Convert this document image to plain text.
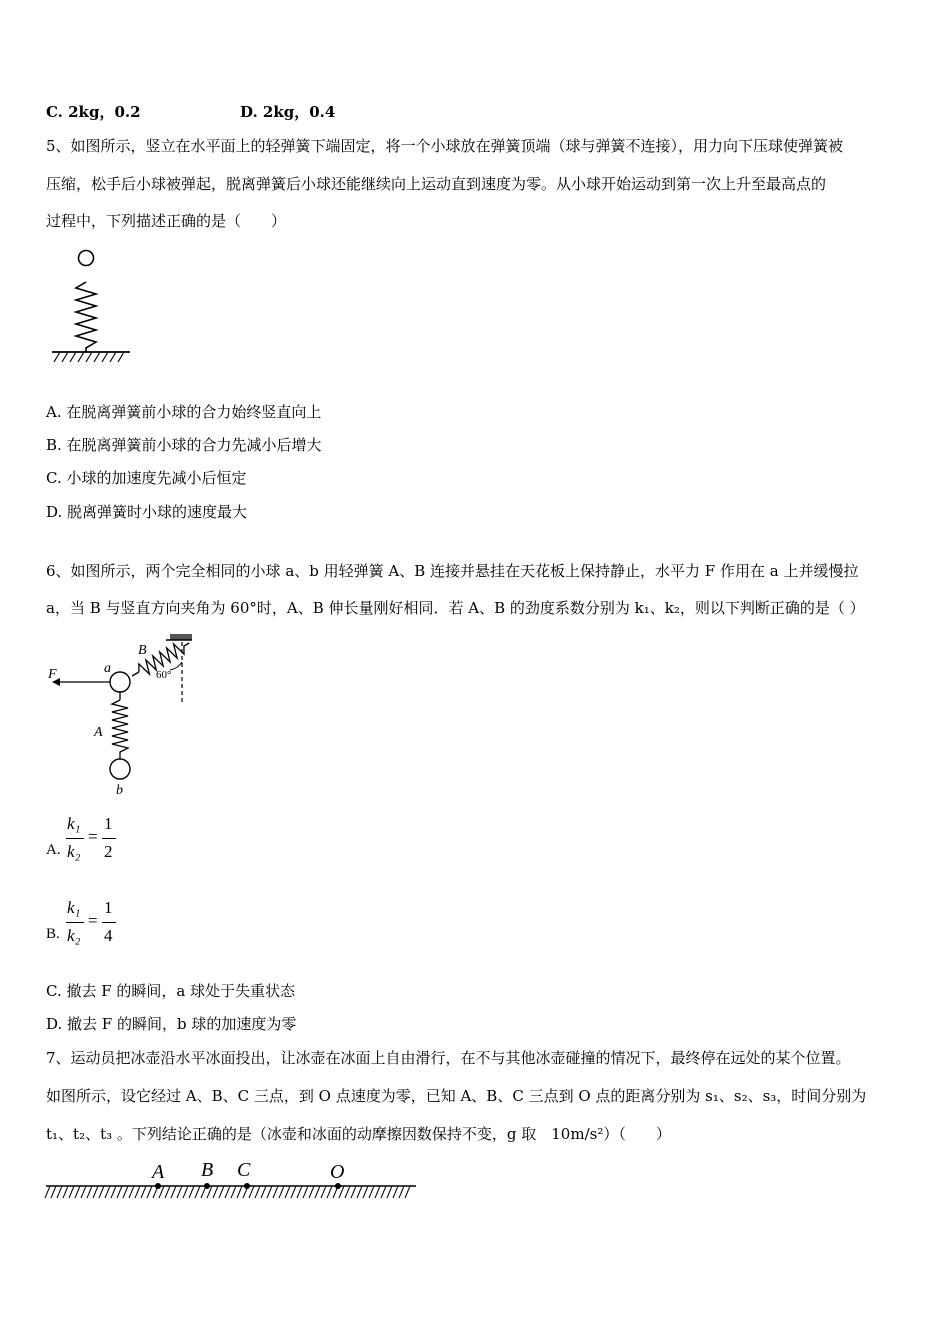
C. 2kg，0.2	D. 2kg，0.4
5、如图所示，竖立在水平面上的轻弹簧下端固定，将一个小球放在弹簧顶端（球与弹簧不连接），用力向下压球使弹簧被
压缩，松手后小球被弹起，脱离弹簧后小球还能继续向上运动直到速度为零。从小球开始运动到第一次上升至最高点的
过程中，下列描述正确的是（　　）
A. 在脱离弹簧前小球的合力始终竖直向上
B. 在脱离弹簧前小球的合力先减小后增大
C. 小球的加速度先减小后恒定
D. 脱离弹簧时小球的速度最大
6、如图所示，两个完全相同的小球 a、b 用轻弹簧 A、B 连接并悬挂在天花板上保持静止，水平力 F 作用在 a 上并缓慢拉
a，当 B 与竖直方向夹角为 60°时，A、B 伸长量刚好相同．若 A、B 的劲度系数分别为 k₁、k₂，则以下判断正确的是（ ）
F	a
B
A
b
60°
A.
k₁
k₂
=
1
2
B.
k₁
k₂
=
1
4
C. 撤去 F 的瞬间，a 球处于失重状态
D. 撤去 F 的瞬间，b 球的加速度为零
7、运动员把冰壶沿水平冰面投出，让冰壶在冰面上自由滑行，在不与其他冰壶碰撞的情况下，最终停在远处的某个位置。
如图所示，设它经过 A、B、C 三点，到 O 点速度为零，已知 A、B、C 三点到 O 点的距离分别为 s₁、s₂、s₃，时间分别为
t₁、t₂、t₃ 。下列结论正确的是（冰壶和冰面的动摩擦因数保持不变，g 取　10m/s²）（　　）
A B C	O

[Your task] Output all of the entries verbatim, leaving out any images.

[Expected output]
Convert this document image to plain text.
C. 2kg，0.2	D. 2kg，0.4
5、如图所示，竖立在水平面上的轻弹簧下端固定，将一个小球放在弹簧顶端（球与弹簧不连接），用力向下压球使弹簧被
压缩，松手后小球被弹起，脱离弹簧后小球还能继续向上运动直到速度为零。从小球开始运动到第一次上升至最高点的
过程中，下列描述正确的是（　　）
A. 在脱离弹簧前小球的合力始终竖直向上
B. 在脱离弹簧前小球的合力先减小后增大
C. 小球的加速度先减小后恒定
D. 脱离弹簧时小球的速度最大
6、如图所示，两个完全相同的小球 a、b 用轻弹簧 A、B 连接并悬挂在天花板上保持静止，水平力 F 作用在 a 上并缓慢拉
a，当 B 与竖直方向夹角为 60°时，A、B 伸长量刚好相同．若 A、B 的劲度系数分别为 k₁、k₂，则以下判断正确的是（ ）
F	a
B
A
b
60°
A.
k₁
k₂
=
1
2
B.
k₁
k₂
=
1
4
C. 撤去 F 的瞬间，a 球处于失重状态
D. 撤去 F 的瞬间，b 球的加速度为零
7、运动员把冰壶沿水平冰面投出，让冰壶在冰面上自由滑行，在不与其他冰壶碰撞的情况下，最终停在远处的某个位置。
如图所示，设它经过 A、B、C 三点，到 O 点速度为零，已知 A、B、C 三点到 O 点的距离分别为 s₁、s₂、s₃，时间分别为
t₁、t₂、t₃ 。下列结论正确的是（冰壶和冰面的动摩擦因数保持不变，g 取　10m/s²）（　　）
A B C	O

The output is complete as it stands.